## [GOAL]
Search the data below for the string "الحديث". Extract every line that contains it.

## [PROVIDED RECORDS]
☆ ☆ ☆
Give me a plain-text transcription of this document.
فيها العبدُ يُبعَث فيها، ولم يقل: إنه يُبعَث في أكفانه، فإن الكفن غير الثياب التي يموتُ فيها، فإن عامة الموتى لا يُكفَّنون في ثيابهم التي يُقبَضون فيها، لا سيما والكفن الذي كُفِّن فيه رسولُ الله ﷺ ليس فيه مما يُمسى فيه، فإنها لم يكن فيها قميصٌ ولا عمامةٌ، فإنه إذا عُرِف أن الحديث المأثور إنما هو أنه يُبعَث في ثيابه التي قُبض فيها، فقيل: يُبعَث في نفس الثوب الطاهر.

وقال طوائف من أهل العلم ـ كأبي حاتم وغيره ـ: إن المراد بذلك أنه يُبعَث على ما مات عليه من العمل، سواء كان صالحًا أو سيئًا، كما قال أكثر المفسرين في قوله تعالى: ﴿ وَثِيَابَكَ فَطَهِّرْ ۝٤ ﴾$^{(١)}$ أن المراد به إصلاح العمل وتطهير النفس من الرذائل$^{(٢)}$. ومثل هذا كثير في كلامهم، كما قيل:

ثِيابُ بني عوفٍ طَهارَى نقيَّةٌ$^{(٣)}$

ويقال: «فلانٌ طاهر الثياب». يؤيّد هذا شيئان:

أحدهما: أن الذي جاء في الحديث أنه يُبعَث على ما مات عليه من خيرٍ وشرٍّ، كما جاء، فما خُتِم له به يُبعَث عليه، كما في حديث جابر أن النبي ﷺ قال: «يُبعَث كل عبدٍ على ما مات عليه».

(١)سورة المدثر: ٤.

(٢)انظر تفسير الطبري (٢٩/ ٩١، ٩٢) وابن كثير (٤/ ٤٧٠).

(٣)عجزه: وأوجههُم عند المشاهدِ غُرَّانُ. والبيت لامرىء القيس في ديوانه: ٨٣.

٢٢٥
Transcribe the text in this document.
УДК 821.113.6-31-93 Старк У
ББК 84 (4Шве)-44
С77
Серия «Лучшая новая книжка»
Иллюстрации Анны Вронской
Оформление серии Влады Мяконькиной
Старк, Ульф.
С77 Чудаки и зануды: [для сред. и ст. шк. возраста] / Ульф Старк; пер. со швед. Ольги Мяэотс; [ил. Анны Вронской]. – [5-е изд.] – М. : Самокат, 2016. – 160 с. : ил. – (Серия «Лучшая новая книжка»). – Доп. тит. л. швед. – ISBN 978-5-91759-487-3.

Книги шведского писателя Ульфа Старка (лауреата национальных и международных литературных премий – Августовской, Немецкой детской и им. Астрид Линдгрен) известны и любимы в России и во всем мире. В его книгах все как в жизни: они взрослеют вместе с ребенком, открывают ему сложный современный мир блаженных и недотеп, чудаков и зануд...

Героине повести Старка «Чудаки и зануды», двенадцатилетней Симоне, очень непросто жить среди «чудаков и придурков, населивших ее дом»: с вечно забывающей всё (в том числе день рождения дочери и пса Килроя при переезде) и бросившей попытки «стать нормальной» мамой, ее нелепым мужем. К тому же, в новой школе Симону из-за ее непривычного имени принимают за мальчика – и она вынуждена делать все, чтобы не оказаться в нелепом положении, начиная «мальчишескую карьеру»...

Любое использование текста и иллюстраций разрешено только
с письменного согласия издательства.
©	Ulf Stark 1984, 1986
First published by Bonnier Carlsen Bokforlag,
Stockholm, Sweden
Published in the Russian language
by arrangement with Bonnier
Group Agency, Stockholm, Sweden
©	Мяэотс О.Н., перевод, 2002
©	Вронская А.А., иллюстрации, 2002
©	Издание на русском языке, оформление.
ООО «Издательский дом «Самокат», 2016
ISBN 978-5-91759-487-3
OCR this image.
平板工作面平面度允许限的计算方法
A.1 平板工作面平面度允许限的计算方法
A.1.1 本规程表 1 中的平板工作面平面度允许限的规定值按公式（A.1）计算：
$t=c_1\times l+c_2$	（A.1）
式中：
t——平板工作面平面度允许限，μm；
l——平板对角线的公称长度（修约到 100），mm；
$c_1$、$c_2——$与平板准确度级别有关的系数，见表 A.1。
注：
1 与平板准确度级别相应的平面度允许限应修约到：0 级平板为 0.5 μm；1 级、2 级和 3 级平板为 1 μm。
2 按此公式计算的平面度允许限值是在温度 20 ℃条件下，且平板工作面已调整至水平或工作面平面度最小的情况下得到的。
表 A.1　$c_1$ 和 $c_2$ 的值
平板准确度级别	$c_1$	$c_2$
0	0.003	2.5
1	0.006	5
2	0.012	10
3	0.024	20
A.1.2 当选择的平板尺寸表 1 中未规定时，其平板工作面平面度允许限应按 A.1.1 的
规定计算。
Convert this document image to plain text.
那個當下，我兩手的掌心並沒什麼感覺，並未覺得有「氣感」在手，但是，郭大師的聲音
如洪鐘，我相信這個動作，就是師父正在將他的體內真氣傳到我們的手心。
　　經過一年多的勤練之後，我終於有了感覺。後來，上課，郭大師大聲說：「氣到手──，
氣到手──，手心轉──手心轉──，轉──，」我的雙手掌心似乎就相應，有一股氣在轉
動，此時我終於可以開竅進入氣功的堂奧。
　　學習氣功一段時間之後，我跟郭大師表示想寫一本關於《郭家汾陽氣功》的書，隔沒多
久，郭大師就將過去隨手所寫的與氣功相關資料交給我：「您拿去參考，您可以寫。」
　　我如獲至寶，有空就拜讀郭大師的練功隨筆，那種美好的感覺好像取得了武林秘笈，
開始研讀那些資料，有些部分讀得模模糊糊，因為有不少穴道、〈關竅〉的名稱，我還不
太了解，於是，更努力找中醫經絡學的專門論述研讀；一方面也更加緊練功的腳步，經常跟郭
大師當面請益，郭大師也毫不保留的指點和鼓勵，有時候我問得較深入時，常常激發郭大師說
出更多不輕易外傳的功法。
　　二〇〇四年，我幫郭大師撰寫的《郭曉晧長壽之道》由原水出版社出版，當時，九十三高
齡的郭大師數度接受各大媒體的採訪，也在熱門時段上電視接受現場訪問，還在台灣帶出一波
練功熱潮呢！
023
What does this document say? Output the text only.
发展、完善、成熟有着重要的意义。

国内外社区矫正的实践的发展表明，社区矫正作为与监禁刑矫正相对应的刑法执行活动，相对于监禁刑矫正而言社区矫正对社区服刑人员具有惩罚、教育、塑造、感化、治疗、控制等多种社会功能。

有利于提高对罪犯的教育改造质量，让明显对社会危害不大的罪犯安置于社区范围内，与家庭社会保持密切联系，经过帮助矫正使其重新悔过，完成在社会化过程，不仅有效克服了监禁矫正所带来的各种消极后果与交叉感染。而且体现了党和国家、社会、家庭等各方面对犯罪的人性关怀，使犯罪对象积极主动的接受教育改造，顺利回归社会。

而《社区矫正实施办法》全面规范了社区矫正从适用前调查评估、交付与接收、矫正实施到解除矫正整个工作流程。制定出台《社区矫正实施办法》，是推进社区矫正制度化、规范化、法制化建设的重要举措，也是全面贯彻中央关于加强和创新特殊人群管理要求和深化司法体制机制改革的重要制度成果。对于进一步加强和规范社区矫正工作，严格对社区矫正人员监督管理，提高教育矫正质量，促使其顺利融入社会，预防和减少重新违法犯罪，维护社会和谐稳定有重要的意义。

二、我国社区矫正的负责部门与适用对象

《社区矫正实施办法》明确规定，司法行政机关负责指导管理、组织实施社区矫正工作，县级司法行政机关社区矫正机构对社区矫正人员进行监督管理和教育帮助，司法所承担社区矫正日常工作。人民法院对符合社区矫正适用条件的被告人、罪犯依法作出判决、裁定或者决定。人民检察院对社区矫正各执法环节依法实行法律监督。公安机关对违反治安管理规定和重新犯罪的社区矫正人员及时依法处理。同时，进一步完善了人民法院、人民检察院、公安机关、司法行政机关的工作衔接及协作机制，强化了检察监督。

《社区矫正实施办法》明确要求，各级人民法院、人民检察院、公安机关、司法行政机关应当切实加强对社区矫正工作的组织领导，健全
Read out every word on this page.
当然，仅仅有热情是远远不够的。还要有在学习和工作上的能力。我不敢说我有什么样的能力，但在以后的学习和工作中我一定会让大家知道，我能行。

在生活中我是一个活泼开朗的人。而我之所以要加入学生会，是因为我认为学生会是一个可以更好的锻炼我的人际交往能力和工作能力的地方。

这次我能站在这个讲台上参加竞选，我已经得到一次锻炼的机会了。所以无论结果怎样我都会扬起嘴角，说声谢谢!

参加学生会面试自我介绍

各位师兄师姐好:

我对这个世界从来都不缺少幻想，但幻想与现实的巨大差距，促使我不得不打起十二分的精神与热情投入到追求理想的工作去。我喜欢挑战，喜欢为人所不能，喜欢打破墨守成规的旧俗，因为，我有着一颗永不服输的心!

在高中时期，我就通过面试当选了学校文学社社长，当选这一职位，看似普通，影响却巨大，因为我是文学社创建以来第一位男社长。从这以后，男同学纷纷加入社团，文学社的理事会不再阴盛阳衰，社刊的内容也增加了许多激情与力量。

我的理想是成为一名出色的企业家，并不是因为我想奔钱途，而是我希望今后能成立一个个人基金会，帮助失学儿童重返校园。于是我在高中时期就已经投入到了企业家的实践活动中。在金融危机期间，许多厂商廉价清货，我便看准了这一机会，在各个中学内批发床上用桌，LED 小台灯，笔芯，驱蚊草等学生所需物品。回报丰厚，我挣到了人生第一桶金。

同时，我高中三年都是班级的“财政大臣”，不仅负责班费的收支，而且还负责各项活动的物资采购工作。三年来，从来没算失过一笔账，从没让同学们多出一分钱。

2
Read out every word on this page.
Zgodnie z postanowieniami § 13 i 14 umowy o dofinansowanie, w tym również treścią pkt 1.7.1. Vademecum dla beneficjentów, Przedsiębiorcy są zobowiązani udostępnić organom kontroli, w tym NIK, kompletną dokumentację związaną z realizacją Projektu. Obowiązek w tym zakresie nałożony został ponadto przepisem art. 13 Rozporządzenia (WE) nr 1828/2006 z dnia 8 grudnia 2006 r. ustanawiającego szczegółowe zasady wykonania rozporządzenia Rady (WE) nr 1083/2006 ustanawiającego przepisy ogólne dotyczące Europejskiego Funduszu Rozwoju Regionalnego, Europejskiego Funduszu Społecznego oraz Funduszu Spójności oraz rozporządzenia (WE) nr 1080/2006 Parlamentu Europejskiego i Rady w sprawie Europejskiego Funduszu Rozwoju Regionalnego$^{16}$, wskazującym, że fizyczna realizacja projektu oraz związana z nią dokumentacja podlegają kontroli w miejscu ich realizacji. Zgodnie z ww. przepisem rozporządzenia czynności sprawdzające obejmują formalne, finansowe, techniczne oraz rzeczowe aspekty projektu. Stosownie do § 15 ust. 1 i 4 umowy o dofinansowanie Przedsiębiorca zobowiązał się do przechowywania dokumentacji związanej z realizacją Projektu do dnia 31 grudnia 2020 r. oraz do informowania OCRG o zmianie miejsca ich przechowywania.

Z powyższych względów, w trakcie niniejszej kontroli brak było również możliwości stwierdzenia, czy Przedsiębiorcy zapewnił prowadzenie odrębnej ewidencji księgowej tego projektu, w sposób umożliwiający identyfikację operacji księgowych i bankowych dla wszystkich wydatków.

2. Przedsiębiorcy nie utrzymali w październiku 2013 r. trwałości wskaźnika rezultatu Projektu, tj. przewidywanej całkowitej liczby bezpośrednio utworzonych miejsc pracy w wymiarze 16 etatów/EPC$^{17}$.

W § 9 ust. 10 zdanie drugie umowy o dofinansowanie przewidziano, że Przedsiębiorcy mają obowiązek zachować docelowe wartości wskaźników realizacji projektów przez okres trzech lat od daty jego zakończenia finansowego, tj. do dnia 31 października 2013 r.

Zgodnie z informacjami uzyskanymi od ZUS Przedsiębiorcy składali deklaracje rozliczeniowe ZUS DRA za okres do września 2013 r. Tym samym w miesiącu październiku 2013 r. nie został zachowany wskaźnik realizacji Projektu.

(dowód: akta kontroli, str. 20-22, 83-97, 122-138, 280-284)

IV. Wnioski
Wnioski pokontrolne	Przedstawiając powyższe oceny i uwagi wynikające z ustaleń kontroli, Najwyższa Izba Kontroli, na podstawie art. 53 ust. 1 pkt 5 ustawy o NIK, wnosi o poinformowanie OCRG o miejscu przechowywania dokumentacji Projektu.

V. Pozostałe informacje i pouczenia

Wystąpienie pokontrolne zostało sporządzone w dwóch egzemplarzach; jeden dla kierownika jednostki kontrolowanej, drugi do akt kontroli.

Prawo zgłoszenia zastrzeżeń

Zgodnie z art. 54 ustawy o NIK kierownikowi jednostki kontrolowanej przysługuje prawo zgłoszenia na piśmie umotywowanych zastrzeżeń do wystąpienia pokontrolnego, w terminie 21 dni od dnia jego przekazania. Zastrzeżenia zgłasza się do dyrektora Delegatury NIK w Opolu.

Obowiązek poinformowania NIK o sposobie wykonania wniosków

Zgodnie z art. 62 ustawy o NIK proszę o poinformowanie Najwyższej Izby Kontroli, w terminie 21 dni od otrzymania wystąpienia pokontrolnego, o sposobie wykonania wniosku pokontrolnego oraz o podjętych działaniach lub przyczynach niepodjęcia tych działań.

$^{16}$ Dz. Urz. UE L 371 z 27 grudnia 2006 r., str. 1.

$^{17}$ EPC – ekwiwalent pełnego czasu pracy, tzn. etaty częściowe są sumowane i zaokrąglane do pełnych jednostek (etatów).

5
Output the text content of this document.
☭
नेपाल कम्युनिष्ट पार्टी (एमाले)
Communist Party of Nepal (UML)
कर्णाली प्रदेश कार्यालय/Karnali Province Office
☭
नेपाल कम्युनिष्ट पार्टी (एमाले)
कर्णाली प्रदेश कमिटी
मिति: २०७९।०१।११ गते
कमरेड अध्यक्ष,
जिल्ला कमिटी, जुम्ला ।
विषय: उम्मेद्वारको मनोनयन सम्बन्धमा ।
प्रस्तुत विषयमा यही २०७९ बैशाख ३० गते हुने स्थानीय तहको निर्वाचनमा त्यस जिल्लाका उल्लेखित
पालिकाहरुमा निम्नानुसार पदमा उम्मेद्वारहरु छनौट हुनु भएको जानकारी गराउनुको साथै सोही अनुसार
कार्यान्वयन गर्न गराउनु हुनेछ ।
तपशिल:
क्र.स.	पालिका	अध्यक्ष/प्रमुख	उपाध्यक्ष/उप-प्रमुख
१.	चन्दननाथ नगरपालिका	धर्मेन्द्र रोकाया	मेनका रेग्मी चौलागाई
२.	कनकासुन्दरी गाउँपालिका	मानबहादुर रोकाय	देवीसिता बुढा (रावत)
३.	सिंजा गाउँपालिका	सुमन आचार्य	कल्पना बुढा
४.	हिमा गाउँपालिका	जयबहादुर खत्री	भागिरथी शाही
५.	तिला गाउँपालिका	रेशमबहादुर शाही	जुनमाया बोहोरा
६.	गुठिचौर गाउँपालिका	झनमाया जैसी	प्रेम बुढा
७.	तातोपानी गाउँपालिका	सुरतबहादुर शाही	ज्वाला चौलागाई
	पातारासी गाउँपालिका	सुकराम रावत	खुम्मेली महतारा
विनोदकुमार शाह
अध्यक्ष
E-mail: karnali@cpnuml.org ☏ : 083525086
☆ ☆ ☆
## [RESULT FOR THIS EXERCISE]
فيها العبدُ يُبعَث فيها، ولم يقل: إنه يُبعَث في أكفانه، فإن الكفن غير الثياب التي يموتُ فيها، فإن عامة الموتى لا يُكفَّنون في ثيابهم التي يُقبَضون فيها، لا سيما والكفن الذي كُفِّن فيه رسولُ الله ﷺ ليس فيه مما يُمسى فيه، فإنها لم يكن فيها قميصٌ ولا عمامةٌ، فإنه إذا عُرِف أن الحديث المأثور إنما هو أنه يُبعَث في ثيابه التي قُبض فيها، فقيل: يُبعَث في نفس الثوب الطاهر.
أحدهما: أن الذي جاء في الحديث أنه يُبعَث على ما مات عليه من خيرٍ وشرٍّ، كما جاء، فما خُتِم له به يُبعَث عليه، كما في حديث جابر أن النبي ﷺ قال: «يُبعَث كل عبدٍ على ما مات عليه».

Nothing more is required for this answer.